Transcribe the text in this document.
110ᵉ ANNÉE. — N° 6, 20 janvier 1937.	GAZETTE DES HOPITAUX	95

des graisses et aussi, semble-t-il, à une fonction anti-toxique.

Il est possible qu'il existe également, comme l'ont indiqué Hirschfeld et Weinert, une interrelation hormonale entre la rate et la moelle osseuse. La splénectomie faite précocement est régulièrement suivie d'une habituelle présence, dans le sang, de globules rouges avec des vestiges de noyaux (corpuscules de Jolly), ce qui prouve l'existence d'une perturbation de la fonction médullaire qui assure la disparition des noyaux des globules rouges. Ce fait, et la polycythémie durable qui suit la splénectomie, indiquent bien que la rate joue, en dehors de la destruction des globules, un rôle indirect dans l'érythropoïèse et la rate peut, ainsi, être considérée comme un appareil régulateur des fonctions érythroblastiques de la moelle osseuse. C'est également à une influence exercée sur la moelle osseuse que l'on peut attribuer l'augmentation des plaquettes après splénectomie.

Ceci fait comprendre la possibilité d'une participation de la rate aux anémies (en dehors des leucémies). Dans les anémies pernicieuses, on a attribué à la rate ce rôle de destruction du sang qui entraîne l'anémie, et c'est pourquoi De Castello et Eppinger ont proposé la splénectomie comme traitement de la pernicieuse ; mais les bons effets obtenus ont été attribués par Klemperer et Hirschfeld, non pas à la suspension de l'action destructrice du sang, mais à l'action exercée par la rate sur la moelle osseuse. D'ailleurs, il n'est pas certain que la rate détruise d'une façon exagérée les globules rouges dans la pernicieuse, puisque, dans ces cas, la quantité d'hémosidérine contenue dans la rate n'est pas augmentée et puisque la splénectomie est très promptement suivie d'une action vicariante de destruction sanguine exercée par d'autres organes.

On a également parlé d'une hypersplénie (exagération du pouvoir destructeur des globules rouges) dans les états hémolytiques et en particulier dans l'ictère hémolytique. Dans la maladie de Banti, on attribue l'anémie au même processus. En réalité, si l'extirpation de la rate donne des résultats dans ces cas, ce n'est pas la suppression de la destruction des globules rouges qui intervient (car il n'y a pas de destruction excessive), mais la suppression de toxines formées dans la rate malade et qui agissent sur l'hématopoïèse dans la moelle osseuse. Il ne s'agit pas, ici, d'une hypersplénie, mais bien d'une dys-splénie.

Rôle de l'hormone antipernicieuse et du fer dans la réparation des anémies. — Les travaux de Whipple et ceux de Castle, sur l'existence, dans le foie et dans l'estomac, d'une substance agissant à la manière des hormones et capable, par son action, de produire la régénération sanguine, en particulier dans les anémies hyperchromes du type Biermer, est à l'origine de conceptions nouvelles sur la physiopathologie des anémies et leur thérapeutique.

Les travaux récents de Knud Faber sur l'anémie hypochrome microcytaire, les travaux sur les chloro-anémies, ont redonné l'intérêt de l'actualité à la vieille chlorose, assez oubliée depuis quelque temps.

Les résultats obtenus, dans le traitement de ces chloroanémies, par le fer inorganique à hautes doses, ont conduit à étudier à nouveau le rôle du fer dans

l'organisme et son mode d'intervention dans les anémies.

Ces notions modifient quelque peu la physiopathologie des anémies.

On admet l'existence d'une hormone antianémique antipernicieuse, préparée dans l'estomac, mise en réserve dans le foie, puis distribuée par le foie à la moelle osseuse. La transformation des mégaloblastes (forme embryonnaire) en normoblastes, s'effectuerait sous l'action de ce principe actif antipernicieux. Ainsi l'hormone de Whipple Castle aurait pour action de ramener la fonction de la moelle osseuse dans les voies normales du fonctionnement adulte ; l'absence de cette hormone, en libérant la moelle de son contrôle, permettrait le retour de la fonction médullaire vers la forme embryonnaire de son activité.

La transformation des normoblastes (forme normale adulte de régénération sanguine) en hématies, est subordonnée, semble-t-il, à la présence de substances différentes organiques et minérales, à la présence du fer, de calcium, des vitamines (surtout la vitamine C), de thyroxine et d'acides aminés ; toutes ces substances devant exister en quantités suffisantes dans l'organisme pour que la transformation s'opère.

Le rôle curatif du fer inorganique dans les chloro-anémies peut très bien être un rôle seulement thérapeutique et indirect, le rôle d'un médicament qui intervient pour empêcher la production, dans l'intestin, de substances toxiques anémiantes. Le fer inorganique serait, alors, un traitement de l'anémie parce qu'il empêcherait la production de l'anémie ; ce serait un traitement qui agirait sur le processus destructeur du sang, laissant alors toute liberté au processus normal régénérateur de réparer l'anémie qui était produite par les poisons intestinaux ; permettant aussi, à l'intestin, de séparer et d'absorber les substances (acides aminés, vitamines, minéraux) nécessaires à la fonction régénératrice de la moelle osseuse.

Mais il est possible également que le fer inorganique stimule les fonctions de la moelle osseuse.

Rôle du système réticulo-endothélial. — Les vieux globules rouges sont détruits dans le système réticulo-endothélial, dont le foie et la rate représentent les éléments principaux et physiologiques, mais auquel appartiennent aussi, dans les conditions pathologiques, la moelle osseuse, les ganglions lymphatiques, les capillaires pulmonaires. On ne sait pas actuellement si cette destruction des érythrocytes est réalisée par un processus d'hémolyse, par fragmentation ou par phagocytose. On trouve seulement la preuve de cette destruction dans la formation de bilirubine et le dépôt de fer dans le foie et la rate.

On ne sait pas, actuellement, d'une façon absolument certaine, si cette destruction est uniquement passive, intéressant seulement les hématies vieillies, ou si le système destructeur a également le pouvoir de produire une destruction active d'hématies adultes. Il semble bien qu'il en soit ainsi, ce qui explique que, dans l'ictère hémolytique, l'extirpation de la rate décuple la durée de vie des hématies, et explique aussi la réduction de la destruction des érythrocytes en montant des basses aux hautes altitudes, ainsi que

_ _ _ _

→ Assignment: If a line in the listing holds the word "quelque", copy it out.

→ Response:
Les travaux récents de Knud Faber sur l'anémie hypochrome microcytaire, les travaux sur les chloro-anémies, ont redonné l'intérêt de l'actualité à la vieille chlorose, assez oubliée depuis quelque temps.
Ces notions modifient quelque peu la physiopathologie des anémies.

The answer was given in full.